Work to complete: Which lines in the records below contain the word "name"? Copy each one out.

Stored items
+ + + + +

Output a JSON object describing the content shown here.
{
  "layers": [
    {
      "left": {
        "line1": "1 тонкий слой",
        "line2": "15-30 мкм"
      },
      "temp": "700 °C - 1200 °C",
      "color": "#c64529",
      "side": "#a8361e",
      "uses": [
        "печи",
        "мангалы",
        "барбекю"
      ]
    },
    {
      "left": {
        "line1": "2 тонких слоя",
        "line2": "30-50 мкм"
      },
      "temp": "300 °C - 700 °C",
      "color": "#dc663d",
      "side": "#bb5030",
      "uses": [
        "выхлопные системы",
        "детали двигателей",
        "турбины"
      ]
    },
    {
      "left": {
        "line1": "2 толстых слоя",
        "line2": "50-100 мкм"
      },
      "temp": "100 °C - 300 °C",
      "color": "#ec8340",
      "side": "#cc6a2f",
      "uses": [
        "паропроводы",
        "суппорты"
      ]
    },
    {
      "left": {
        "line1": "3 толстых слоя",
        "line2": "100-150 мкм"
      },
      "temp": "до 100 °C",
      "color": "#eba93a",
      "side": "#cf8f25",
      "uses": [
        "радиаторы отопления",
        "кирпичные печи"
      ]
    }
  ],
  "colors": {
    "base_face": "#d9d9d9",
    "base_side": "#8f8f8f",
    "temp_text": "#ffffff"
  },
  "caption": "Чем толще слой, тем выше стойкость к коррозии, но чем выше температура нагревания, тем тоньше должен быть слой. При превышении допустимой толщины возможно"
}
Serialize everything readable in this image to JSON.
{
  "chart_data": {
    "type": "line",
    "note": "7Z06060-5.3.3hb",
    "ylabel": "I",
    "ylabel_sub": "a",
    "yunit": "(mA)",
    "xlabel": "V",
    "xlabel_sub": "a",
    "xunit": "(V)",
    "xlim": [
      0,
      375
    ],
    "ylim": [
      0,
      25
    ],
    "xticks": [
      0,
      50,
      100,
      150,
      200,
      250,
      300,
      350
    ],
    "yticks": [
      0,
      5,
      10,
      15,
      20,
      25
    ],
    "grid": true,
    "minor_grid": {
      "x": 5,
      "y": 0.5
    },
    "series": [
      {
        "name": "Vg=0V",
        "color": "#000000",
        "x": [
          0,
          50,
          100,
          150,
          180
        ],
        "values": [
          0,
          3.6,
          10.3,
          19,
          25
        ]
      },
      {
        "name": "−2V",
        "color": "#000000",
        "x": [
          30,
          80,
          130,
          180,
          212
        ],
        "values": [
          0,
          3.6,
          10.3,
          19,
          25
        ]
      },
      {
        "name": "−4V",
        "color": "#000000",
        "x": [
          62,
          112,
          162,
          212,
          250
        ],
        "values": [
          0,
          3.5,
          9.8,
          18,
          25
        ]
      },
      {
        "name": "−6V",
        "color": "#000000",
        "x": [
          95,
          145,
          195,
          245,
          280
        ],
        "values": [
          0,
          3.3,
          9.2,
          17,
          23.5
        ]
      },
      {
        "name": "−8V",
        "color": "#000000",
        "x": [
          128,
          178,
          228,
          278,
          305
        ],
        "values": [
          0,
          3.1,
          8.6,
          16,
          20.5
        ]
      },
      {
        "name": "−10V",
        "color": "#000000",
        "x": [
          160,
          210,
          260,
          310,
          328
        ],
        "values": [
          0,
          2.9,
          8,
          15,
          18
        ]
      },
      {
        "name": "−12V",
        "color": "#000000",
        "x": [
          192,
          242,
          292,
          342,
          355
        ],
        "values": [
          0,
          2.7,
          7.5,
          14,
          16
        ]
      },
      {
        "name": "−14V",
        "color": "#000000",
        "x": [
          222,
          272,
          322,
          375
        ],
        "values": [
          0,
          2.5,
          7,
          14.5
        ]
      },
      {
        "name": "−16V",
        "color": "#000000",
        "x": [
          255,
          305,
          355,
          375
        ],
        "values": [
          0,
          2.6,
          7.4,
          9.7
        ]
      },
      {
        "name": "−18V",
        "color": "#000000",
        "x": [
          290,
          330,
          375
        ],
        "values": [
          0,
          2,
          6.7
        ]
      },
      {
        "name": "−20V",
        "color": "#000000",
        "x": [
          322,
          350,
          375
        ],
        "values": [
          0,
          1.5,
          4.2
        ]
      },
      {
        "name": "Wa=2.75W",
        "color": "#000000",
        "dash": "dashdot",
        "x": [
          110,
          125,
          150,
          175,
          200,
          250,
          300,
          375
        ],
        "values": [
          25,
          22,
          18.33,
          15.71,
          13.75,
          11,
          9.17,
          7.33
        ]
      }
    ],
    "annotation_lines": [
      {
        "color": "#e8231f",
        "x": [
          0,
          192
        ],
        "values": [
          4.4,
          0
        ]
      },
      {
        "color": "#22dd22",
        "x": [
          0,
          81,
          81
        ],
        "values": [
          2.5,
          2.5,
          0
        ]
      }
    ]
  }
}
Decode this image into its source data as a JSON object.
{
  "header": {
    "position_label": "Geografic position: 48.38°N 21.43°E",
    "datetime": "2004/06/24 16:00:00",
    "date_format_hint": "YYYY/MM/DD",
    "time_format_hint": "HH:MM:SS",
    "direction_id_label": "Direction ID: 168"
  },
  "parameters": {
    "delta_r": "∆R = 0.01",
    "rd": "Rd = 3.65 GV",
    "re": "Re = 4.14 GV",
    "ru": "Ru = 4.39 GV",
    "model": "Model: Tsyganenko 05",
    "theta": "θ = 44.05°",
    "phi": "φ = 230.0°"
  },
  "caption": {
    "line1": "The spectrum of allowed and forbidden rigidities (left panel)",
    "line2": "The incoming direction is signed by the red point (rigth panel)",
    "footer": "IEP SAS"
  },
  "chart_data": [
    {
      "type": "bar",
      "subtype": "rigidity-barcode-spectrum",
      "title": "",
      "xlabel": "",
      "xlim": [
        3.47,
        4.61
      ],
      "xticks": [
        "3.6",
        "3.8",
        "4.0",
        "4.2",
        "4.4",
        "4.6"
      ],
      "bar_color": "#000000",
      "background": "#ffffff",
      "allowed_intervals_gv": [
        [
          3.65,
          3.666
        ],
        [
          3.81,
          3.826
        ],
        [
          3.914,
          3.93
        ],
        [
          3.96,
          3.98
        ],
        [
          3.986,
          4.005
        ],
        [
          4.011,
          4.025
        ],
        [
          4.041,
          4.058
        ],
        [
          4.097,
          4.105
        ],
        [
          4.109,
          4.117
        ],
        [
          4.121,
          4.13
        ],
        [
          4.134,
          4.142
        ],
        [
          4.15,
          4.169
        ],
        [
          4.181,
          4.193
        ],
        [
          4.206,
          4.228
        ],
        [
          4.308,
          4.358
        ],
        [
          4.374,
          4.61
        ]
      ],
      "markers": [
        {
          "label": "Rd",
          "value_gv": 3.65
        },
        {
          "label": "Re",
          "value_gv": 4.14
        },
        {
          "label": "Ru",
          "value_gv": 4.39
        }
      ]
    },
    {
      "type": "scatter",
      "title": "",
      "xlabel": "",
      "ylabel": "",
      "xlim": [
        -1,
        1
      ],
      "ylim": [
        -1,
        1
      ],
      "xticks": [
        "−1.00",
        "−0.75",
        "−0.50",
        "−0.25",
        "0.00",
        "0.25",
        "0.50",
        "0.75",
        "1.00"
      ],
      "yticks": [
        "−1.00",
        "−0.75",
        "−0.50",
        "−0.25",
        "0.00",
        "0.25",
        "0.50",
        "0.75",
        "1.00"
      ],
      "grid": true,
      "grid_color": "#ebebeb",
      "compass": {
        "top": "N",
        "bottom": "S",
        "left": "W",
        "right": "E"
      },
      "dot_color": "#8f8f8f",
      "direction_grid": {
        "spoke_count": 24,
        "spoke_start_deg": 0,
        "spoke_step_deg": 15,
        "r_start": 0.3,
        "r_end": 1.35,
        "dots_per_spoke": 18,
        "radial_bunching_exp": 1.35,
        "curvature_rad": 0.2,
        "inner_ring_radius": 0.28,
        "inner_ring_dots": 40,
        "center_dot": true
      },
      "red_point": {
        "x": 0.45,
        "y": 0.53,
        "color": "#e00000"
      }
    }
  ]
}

+ + + + +

Correct response:
        "name": "Vg=0V",
        "name": "−2V",
        "name": "−4V",
        "name": "−6V",
        "name": "−8V",
        "name": "−10V",
        "name": "−12V",
        "name": "−14V",
        "name": "−16V",
        "name": "−18V",
        "name": "−20V",
        "name": "Wa=2.75W",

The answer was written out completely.